== Exercise requirements ==
Using the data below, determine the number of lines that include the string "autohaulerx". Write only that number.

== Data provided ==
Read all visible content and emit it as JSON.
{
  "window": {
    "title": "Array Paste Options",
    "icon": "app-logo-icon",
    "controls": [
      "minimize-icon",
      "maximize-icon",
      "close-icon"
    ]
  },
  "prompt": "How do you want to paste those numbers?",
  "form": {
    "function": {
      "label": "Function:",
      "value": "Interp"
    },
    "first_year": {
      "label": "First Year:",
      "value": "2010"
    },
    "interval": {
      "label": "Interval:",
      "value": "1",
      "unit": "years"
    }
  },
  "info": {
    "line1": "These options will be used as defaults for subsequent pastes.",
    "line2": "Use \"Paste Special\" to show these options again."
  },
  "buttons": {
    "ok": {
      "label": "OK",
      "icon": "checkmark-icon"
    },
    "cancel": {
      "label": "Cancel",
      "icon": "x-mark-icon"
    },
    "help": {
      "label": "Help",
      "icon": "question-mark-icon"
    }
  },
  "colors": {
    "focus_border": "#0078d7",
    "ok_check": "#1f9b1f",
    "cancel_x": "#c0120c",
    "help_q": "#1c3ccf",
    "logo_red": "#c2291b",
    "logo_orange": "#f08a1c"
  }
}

* * *

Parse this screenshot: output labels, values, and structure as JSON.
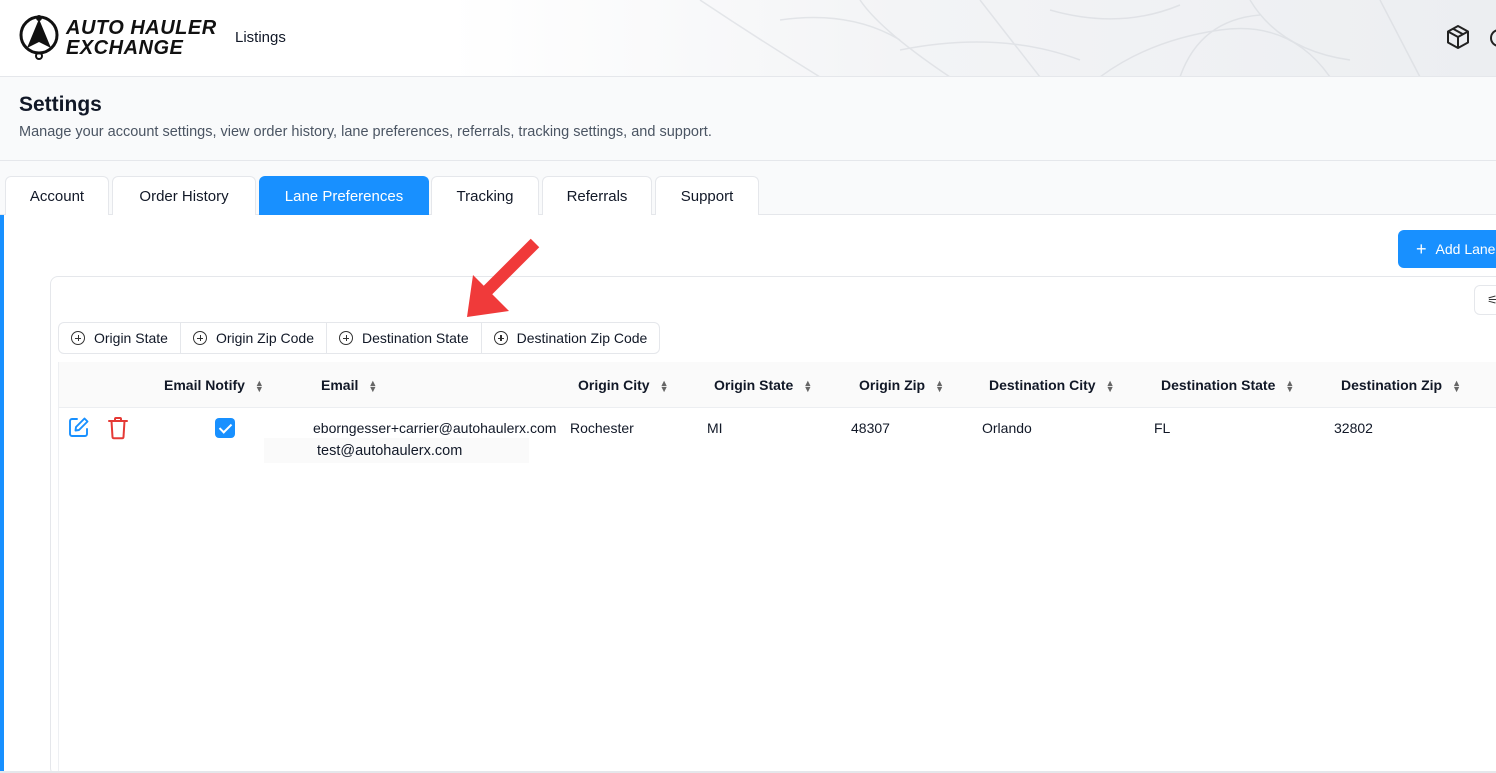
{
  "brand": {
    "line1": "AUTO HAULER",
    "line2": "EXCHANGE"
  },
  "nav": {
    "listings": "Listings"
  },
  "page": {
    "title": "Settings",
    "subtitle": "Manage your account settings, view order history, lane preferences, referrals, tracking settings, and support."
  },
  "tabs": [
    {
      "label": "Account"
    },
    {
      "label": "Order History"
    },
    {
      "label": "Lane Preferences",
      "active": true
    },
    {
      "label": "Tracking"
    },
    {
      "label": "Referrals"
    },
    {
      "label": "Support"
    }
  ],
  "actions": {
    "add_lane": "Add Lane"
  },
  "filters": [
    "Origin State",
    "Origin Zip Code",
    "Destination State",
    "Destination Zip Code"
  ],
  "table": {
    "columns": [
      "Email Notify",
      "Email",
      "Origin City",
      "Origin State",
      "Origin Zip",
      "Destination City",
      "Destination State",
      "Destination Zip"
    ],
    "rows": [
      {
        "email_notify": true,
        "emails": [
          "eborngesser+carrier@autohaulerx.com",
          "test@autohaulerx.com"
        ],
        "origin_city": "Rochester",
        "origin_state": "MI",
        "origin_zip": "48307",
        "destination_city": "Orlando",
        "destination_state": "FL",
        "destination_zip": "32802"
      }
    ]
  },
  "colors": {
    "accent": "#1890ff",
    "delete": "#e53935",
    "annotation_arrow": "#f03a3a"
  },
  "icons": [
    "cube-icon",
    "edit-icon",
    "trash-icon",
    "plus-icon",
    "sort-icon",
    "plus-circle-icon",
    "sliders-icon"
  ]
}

== Complete output ==
2